• _Task statement_
Repeat each line of the material below exactly as it appears, minus any pictures.

• _Entries supplied_
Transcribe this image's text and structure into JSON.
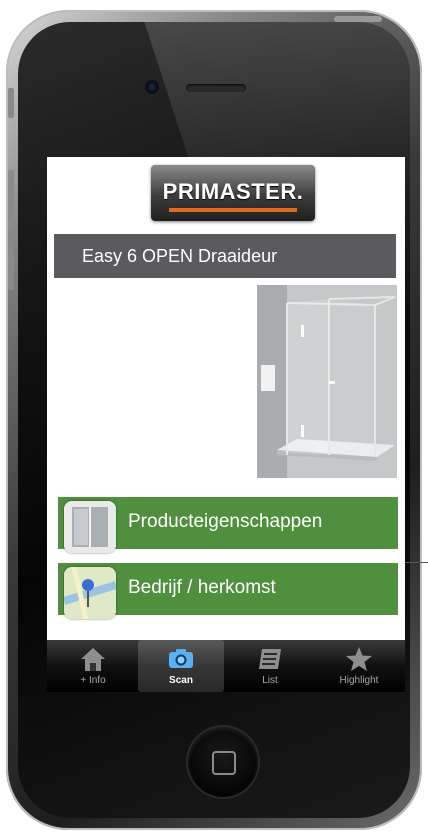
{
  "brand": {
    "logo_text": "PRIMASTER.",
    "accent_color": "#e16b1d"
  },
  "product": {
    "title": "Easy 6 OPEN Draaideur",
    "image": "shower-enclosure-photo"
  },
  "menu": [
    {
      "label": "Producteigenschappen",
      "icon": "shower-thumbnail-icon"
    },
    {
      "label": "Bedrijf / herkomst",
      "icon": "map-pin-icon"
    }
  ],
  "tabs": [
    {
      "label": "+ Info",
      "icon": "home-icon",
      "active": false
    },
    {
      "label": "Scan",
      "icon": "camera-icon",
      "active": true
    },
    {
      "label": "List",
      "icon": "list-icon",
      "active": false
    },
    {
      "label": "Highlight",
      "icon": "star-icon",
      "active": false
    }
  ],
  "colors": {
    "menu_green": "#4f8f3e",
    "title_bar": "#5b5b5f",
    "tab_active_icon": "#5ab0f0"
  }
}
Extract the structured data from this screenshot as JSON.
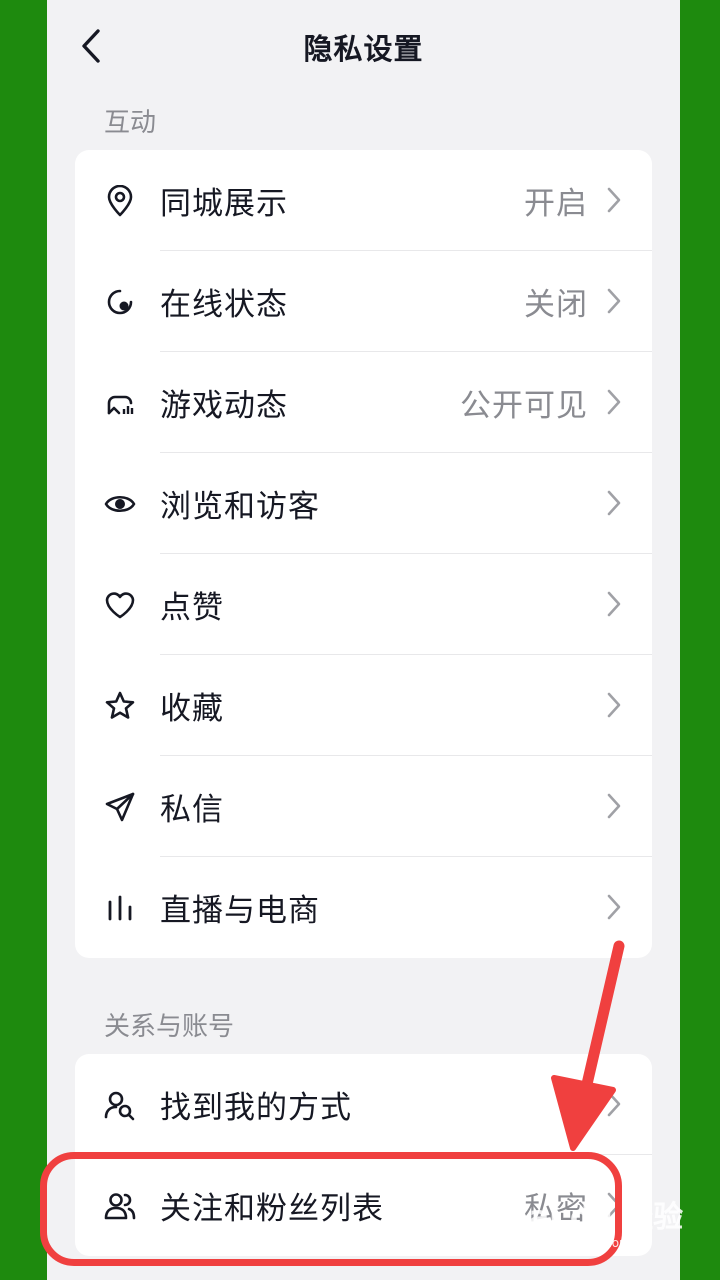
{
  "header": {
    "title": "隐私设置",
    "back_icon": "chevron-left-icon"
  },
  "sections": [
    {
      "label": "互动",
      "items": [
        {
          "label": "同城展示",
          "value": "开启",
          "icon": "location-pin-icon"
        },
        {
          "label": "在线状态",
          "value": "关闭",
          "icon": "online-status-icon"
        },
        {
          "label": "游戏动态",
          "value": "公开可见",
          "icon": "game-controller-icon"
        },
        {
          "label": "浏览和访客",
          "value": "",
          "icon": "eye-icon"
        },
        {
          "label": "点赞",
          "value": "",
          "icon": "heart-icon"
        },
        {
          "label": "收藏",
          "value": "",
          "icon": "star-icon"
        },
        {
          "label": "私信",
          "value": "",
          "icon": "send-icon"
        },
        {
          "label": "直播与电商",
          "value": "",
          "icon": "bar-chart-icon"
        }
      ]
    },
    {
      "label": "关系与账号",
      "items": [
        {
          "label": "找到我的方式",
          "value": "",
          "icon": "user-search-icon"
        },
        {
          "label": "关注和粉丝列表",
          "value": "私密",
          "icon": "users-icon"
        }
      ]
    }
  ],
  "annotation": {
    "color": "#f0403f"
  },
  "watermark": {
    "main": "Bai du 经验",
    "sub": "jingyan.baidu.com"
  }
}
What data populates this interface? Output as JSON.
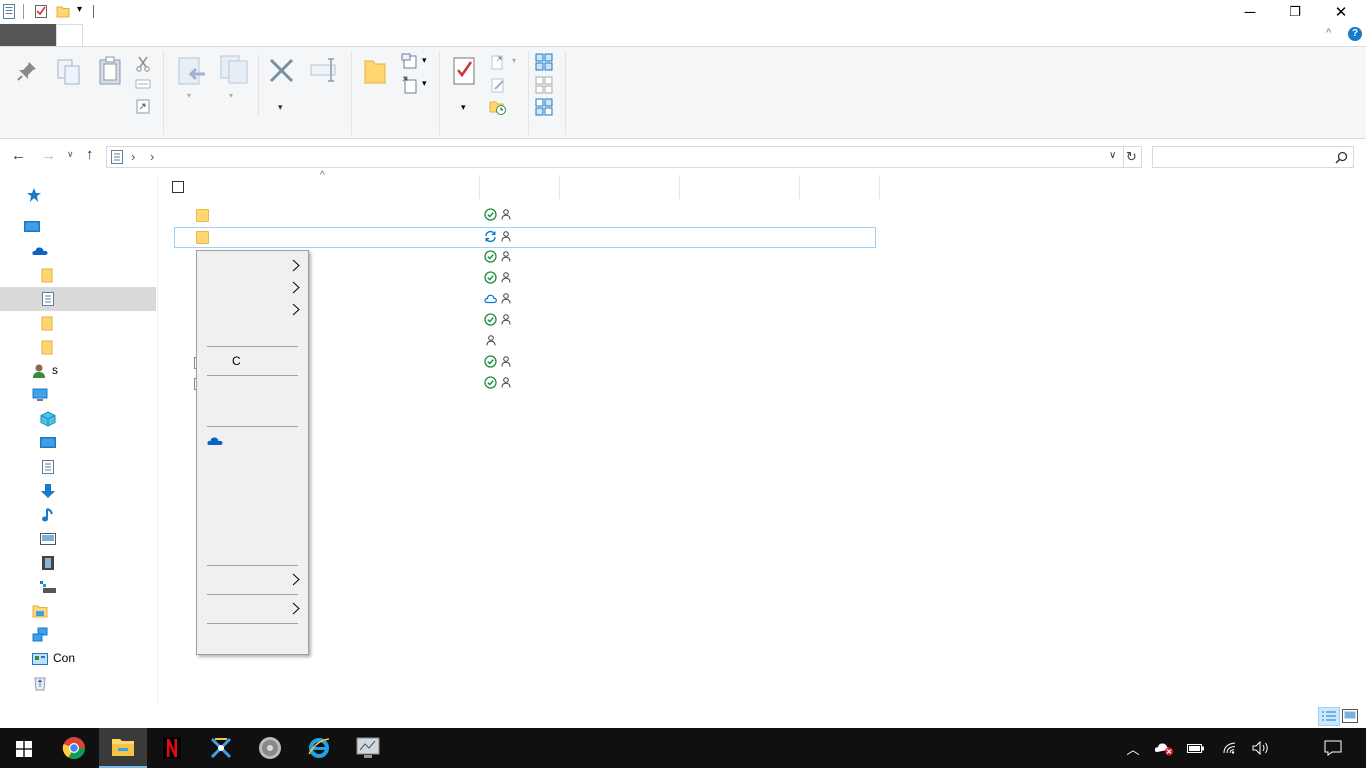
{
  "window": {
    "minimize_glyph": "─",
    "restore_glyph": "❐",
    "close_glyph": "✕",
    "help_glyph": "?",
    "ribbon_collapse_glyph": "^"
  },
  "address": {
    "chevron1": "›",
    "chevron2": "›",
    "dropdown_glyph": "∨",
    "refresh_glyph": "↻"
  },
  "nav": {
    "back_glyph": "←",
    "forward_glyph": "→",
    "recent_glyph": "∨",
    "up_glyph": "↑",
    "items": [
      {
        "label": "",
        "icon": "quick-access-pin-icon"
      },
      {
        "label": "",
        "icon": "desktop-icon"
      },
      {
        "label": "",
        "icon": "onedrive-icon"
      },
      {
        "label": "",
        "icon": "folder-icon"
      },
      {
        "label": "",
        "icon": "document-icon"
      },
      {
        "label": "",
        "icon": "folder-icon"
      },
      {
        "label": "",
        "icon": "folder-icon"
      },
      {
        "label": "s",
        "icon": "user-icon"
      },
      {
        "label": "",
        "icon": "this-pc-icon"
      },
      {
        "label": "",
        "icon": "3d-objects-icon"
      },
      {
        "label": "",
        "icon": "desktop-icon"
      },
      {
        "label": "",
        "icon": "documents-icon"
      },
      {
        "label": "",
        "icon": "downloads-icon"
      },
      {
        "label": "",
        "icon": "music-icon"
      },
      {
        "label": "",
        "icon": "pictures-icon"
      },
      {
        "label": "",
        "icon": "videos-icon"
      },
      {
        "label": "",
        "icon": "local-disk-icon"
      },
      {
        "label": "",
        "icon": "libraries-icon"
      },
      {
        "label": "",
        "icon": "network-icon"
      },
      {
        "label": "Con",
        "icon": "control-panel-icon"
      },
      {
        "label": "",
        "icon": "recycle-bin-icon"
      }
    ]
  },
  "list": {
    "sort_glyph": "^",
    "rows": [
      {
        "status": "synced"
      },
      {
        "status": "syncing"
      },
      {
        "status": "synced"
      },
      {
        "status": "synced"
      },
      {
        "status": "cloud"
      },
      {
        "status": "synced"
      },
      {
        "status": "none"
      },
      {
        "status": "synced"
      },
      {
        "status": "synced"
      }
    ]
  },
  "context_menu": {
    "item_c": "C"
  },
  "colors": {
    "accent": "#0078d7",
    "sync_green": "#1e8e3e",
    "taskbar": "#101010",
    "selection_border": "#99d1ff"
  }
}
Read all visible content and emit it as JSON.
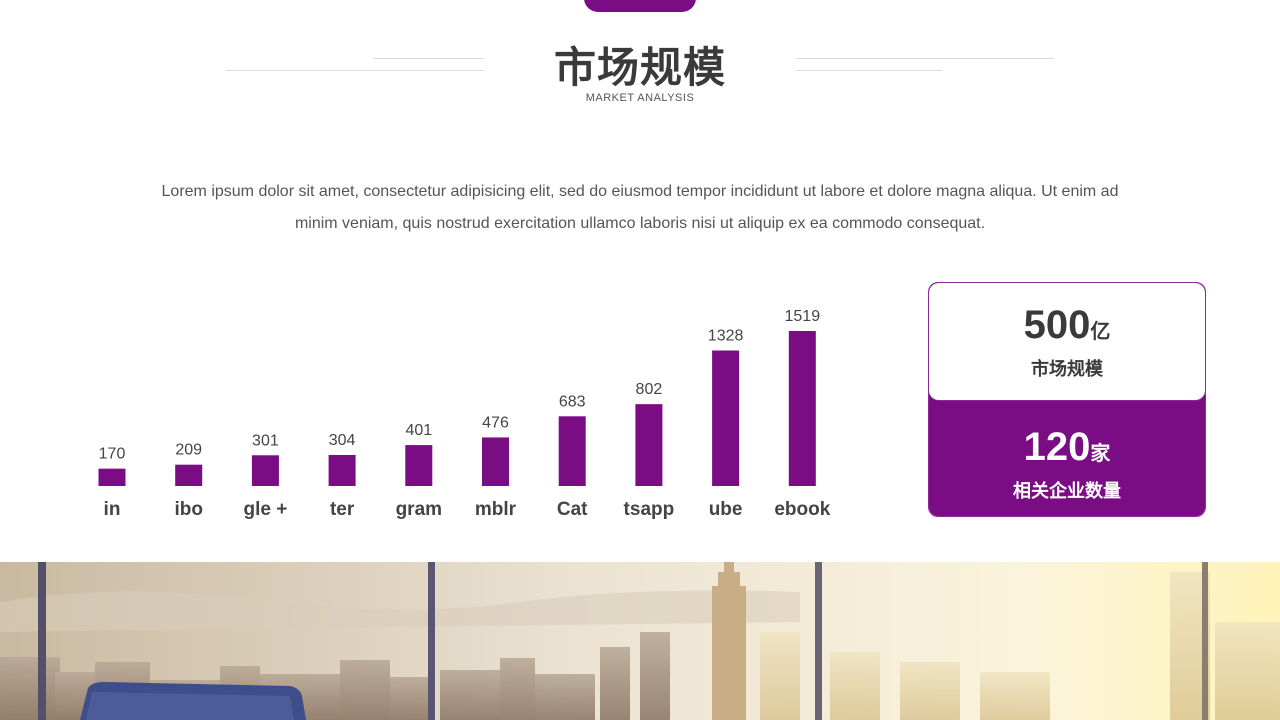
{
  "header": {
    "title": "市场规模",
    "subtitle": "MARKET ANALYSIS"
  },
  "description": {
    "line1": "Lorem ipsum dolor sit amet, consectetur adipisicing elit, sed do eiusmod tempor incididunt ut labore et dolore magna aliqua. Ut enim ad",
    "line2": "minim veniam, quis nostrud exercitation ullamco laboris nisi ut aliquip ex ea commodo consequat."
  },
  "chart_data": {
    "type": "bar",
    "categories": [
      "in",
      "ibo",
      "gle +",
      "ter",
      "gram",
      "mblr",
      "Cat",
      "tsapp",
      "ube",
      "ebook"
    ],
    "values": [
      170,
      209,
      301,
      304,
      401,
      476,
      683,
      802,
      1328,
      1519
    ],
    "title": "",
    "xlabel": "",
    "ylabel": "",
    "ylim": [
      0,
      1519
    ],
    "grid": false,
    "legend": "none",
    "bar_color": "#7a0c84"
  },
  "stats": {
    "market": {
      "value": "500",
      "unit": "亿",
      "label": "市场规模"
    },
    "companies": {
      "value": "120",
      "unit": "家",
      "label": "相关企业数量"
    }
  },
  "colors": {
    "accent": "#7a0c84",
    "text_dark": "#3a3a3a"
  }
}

• _Output_
Transcribe this image's text and structure into JSON.
{
  "brand": {
    "logo_text": "PRIMASTER.",
    "accent_color": "#e16b1d"
  },
  "product": {
    "title": "Easy 6 OPEN Draaideur",
    "image": "shower-enclosure-photo"
  },
  "menu": [
    {
      "label": "Producteigenschappen",
      "icon": "shower-thumbnail-icon"
    },
    {
      "label": "Bedrijf / herkomst",
      "icon": "map-pin-icon"
    }
  ],
  "tabs": [
    {
      "label": "+ Info",
      "icon": "home-icon",
      "active": false
    },
    {
      "label": "Scan",
      "icon": "camera-icon",
      "active": true
    },
    {
      "label": "List",
      "icon": "list-icon",
      "active": false
    },
    {
      "label": "Highlight",
      "icon": "star-icon",
      "active": false
    }
  ],
  "colors": {
    "menu_green": "#4f8f3e",
    "title_bar": "#5b5b5f",
    "tab_active_icon": "#5ab0f0"
  }
}
Extract the structured data from this screenshot as JSON.
{
  "header": {
    "title": "隐私设置",
    "back_icon": "chevron-left-icon"
  },
  "sections": [
    {
      "label": "互动",
      "items": [
        {
          "label": "同城展示",
          "value": "开启",
          "icon": "location-pin-icon"
        },
        {
          "label": "在线状态",
          "value": "关闭",
          "icon": "online-status-icon"
        },
        {
          "label": "游戏动态",
          "value": "公开可见",
          "icon": "game-controller-icon"
        },
        {
          "label": "浏览和访客",
          "value": "",
          "icon": "eye-icon"
        },
        {
          "label": "点赞",
          "value": "",
          "icon": "heart-icon"
        },
        {
          "label": "收藏",
          "value": "",
          "icon": "star-icon"
        },
        {
          "label": "私信",
          "value": "",
          "icon": "send-icon"
        },
        {
          "label": "直播与电商",
          "value": "",
          "icon": "bar-chart-icon"
        }
      ]
    },
    {
      "label": "关系与账号",
      "items": [
        {
          "label": "找到我的方式",
          "value": "",
          "icon": "user-search-icon"
        },
        {
          "label": "关注和粉丝列表",
          "value": "私密",
          "icon": "users-icon"
        }
      ]
    }
  ],
  "annotation": {
    "color": "#f0403f"
  },
  "watermark": {
    "main": "Bai du 经验",
    "sub": "jingyan.baidu.com"
  }
}
What data populates this interface? Output as JSON.
{
  "window": {
    "minimize_glyph": "─",
    "restore_glyph": "❐",
    "close_glyph": "✕",
    "help_glyph": "?",
    "ribbon_collapse_glyph": "^"
  },
  "address": {
    "chevron1": "›",
    "chevron2": "›",
    "dropdown_glyph": "∨",
    "refresh_glyph": "↻"
  },
  "nav": {
    "back_glyph": "←",
    "forward_glyph": "→",
    "recent_glyph": "∨",
    "up_glyph": "↑",
    "items": [
      {
        "label": "",
        "icon": "quick-access-pin-icon"
      },
      {
        "label": "",
        "icon": "desktop-icon"
      },
      {
        "label": "",
        "icon": "onedrive-icon"
      },
      {
        "label": "",
        "icon": "folder-icon"
      },
      {
        "label": "",
        "icon": "document-icon"
      },
      {
        "label": "",
        "icon": "folder-icon"
      },
      {
        "label": "",
        "icon": "folder-icon"
      },
      {
        "label": "s",
        "icon": "user-icon"
      },
      {
        "label": "",
        "icon": "this-pc-icon"
      },
      {
        "label": "",
        "icon": "3d-objects-icon"
      },
      {
        "label": "",
        "icon": "desktop-icon"
      },
      {
        "label": "",
        "icon": "documents-icon"
      },
      {
        "label": "",
        "icon": "downloads-icon"
      },
      {
        "label": "",
        "icon": "music-icon"
      },
      {
        "label": "",
        "icon": "pictures-icon"
      },
      {
        "label": "",
        "icon": "videos-icon"
      },
      {
        "label": "",
        "icon": "local-disk-icon"
      },
      {
        "label": "",
        "icon": "libraries-icon"
      },
      {
        "label": "",
        "icon": "network-icon"
      },
      {
        "label": "Con",
        "icon": "control-panel-icon"
      },
      {
        "label": "",
        "icon": "recycle-bin-icon"
      }
    ]
  },
  "list": {
    "sort_glyph": "^",
    "rows": [
      {
        "status": "synced"
      },
      {
        "status": "syncing"
      },
      {
        "status": "synced"
      },
      {
        "status": "synced"
      },
      {
        "status": "cloud"
      },
      {
        "status": "synced"
      },
      {
        "status": "none"
      },
      {
        "status": "synced"
      },
      {
        "status": "synced"
      }
    ]
  },
  "context_menu": {
    "item_c": "C"
  },
  "colors": {
    "accent": "#0078d7",
    "sync_green": "#1e8e3e",
    "taskbar": "#101010",
    "selection_border": "#99d1ff"
  }
}
Read all visible content and emit it as JSON.
{
  "header": {
    "title": "市场规模",
    "subtitle": "MARKET ANALYSIS"
  },
  "description": {
    "line1": "Lorem ipsum dolor sit amet, consectetur adipisicing elit, sed do eiusmod tempor incididunt ut labore et dolore magna aliqua. Ut enim ad",
    "line2": "minim veniam, quis nostrud exercitation ullamco laboris nisi ut aliquip ex ea commodo consequat."
  },
  "chart_data": {
    "type": "bar",
    "categories": [
      "in",
      "ibo",
      "gle +",
      "ter",
      "gram",
      "mblr",
      "Cat",
      "tsapp",
      "ube",
      "ebook"
    ],
    "values": [
      170,
      209,
      301,
      304,
      401,
      476,
      683,
      802,
      1328,
      1519
    ],
    "title": "",
    "xlabel": "",
    "ylabel": "",
    "ylim": [
      0,
      1519
    ],
    "grid": false,
    "legend": "none",
    "bar_color": "#7a0c84"
  },
  "stats": {
    "market": {
      "value": "500",
      "unit": "亿",
      "label": "市场规模"
    },
    "companies": {
      "value": "120",
      "unit": "家",
      "label": "相关企业数量"
    }
  },
  "colors": {
    "accent": "#7a0c84",
    "text_dark": "#3a3a3a"
  }
}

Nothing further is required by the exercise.